Below are some records. Copy every line in them that holds "milenio".
==*==
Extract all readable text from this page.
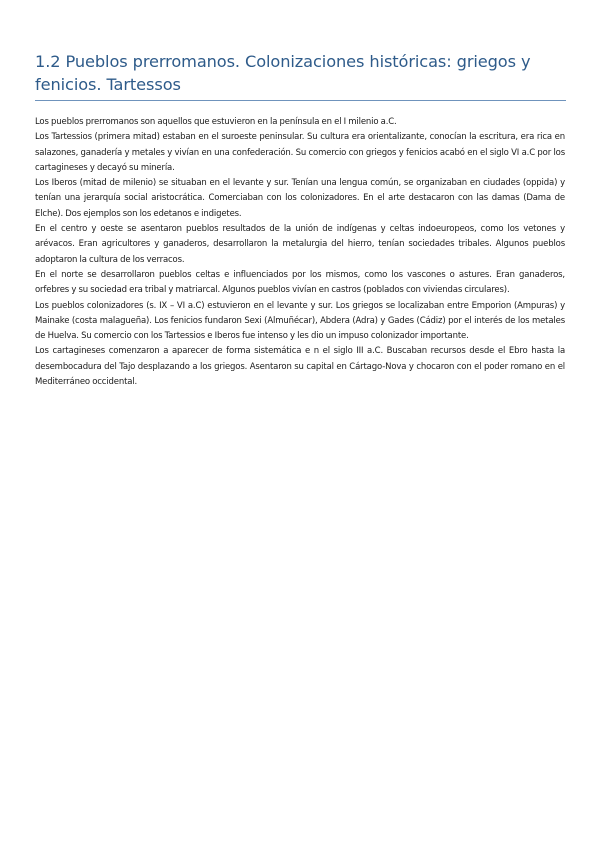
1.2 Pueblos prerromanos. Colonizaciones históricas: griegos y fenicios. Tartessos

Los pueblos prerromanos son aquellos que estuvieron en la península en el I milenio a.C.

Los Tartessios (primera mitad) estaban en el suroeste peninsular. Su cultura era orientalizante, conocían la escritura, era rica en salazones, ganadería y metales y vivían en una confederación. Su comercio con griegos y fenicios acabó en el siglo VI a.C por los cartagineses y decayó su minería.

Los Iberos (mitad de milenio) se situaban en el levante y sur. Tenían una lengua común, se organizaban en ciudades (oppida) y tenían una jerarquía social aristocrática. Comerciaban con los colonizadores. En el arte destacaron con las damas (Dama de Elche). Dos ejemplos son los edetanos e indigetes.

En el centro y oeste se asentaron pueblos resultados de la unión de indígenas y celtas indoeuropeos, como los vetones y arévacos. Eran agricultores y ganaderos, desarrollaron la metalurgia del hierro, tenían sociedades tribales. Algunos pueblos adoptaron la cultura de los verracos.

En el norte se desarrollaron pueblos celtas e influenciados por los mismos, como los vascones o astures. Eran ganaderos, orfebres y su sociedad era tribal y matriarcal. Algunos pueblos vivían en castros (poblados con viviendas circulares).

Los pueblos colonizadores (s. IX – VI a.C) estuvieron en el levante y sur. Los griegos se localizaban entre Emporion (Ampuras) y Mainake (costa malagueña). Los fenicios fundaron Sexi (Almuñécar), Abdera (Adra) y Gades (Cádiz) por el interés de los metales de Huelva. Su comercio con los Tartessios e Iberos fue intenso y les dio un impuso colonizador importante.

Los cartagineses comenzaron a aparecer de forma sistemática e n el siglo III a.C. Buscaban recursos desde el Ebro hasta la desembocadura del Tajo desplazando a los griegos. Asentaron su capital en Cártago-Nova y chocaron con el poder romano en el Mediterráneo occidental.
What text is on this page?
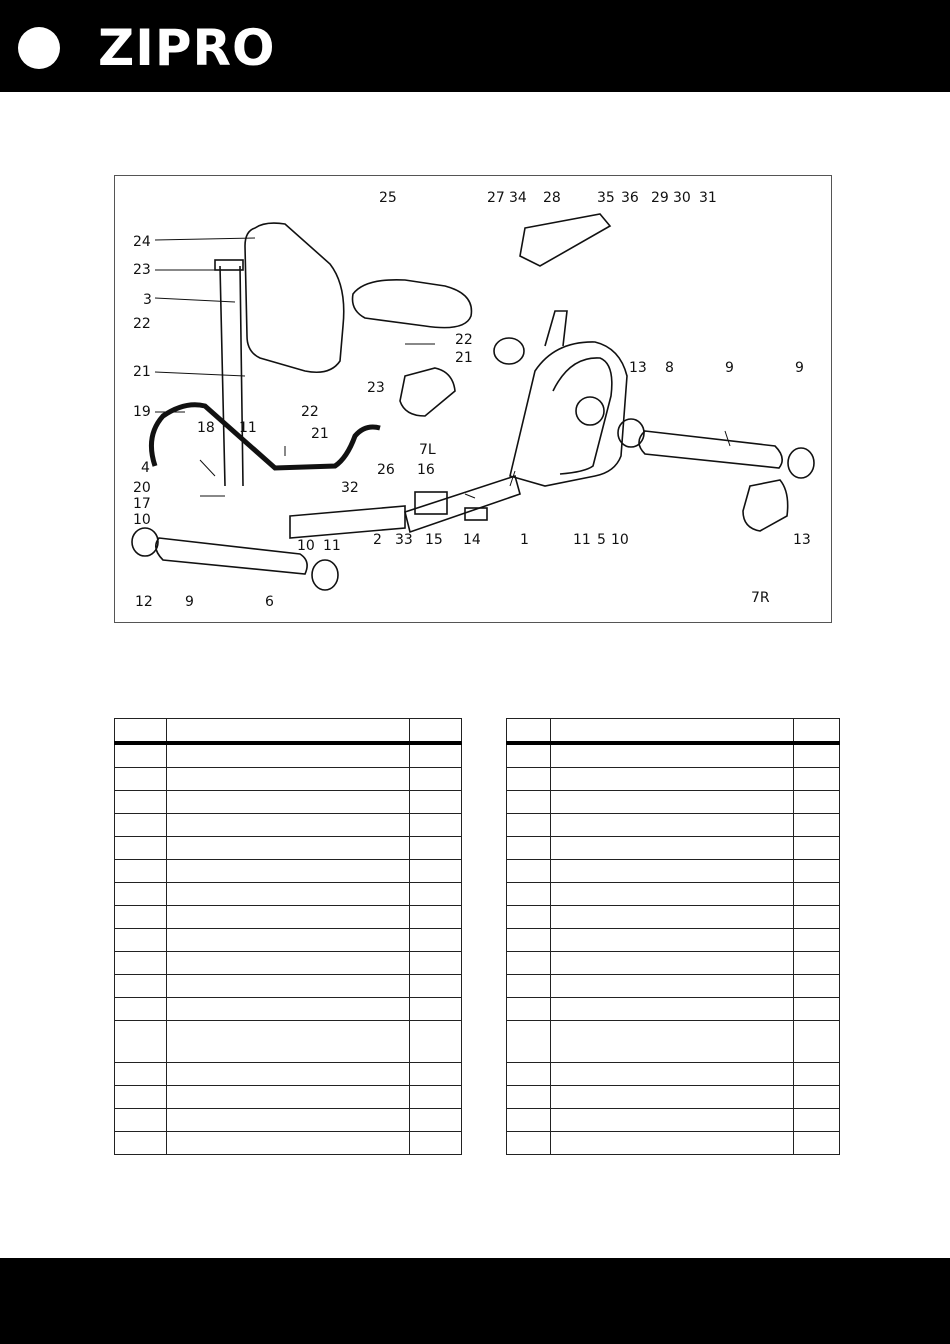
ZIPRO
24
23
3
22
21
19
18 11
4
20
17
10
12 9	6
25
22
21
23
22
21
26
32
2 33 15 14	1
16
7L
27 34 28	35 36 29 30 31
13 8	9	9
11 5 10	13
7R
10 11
==*==
=== Response ===
Los pueblos prerromanos son aquellos que estuvieron en la península en el I milenio a.C.
Los Iberos (mitad de milenio) se situaban en el levante y sur. Tenían una lengua común, se organizaban en ciudades (oppida) y tenían una jerarquía social aristocrática. Comerciaban con los colonizadores. En el arte destacaron con las damas (Dama de Elche). Dos ejemplos son los edetanos e indigetes.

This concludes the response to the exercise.